**DATA RECORDS:**
--- begin ---
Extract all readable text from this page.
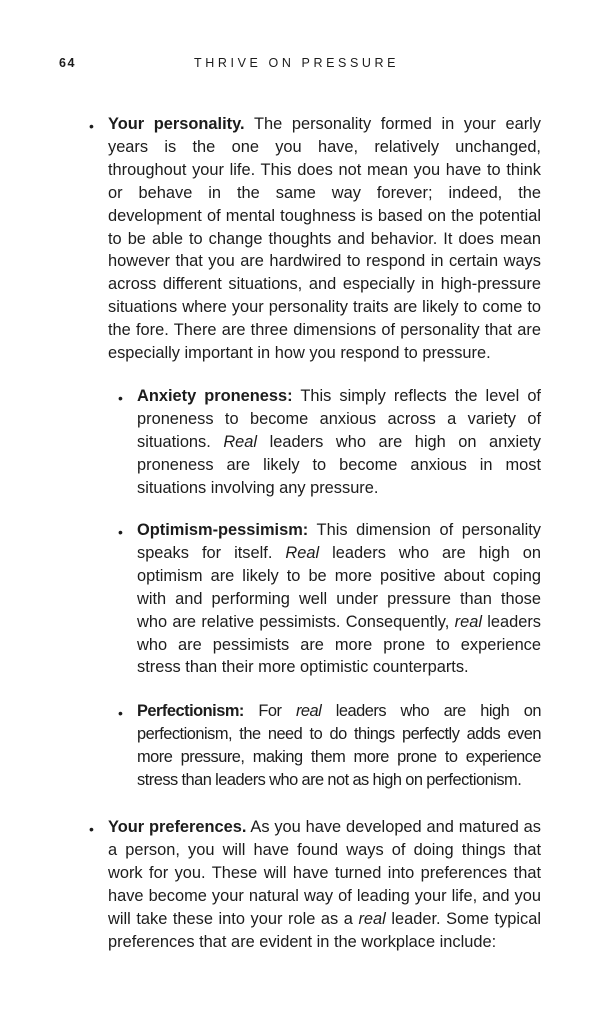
64	THRIVE ON PRESSURE
• Your personality. The personality formed in your early years is the one you have, relatively unchanged, throughout your life. This does not mean you have to think or behave in the same way forever; indeed, the development of mental toughness is based on the potential to be able to change thoughts and behavior. It does mean however that you are hardwired to respond in certain ways across different situations, and especially in high-pressure situations where your personality traits are likely to come to the fore. There are three dimensions of personality that are especially important in how you respond to pressure.

• Anxiety proneness: This simply reflects the level of proneness to become anxious across a variety of situations. Real leaders who are high on anxiety proneness are likely to become anxious in most situations involving any pressure.

• Optimism-pessimism: This dimension of personality speaks for itself. Real leaders who are high on optimism are likely to be more positive about coping with and performing well under pressure than those who are relative pessimists. Consequently, real leaders who are pessimists are more prone to experience stress than their more optimistic counterparts.

• Perfectionism: For real leaders who are high on perfectionism, the need to do things perfectly adds even more pressure, making them more prone to experience stress than leaders who are not as high on perfectionism.

• Your preferences. As you have developed and matured as a person, you will have found ways of doing things that work for you. These will have turned into preferences that have become your natural way of leading your life, and you will take these into your role as a real leader. Some typical preferences that are evident in the workplace include:
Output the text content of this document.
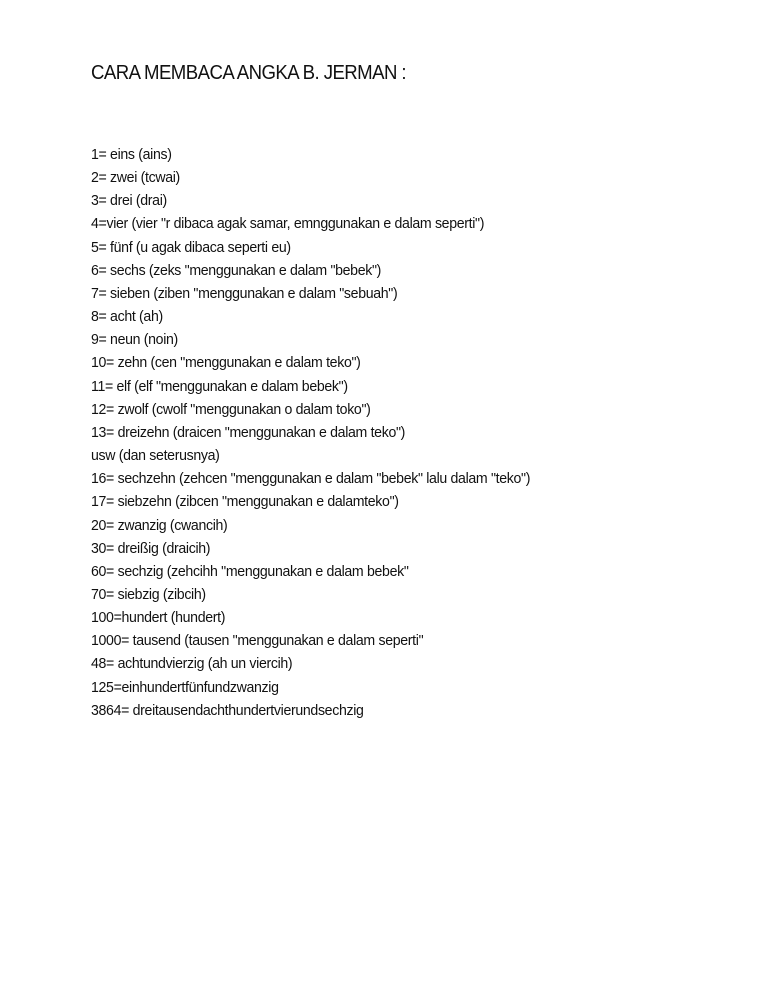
CARA MEMBACA ANGKA B. JERMAN :
1= eins (ains)
2= zwei (tcwai)
3= drei (drai)
4=vier (vier "r dibaca agak samar, emnggunakan e dalam seperti")
5= fünf (u agak dibaca seperti eu)
6= sechs (zeks "menggunakan e dalam "bebek")
7= sieben (ziben "menggunakan e dalam "sebuah")
8= acht (ah)
9= neun (noin)
10= zehn (cen "menggunakan e dalam teko")
11= elf (elf "menggunakan e dalam bebek")
12= zwolf (cwolf "menggunakan o dalam toko")
13= dreizehn (draicen "menggunakan e dalam teko")
usw (dan seterusnya)
16= sechzehn (zehcen "menggunakan e dalam "bebek" lalu dalam "teko")
17= siebzehn (zibcen "menggunakan e dalamteko")
20= zwanzig (cwancih)
30= dreißig (draicih)
60= sechzig (zehcihh "menggunakan e dalam bebek"
70= siebzig (zibcih)
100=hundert (hundert)
1000= tausend (tausen "menggunakan e dalam seperti"
48= achtundvierzig (ah un viercih)
125=einhundertfünfundzwanzig
3864= dreitausendachthundertvierundsechzig
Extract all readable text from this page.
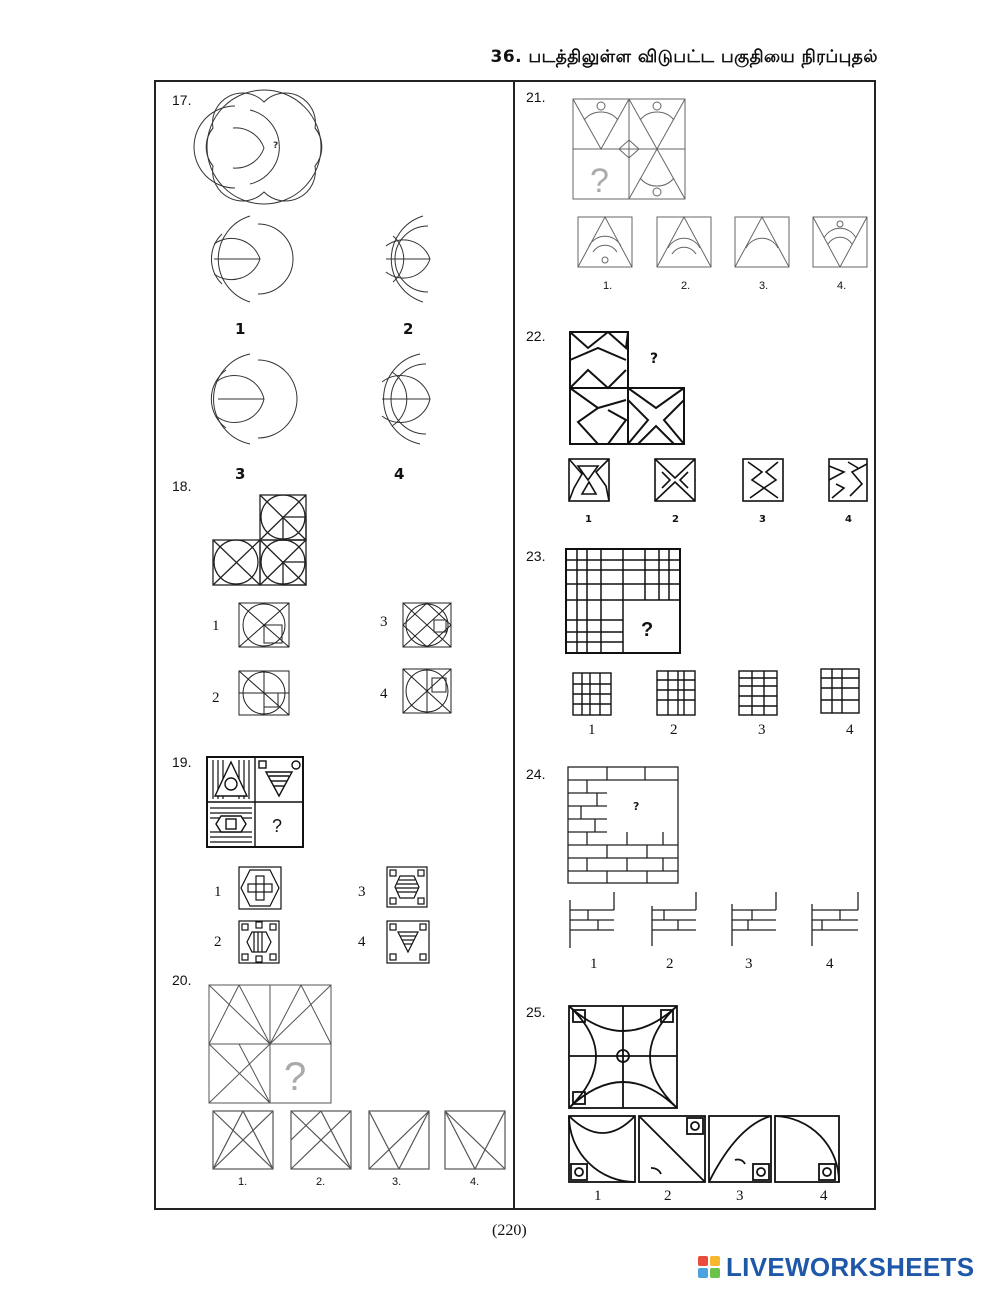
36. படத்திலுள்ள விடுபட்ட பகுதியை நிரப்புதல்
17.
?
1	2
3	4
18.
1	3
2	4
19.
?
1	3
2	4
20.
?
1.	2.	3.	4.
21.
?
1.	2.	3.	4.
22.
?
1	2	3	4
23.
?
1	2	3	4
24.
?
1	2	3	4
25.
1	2	3	4
(220)
LIVEWORKSHEETS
--- end ---
**REQUIRED WORK:** Check each line of the data above for the string "dibaca", then report how many lines have it, with no other words.

**CORRECT OUTPUT:** 2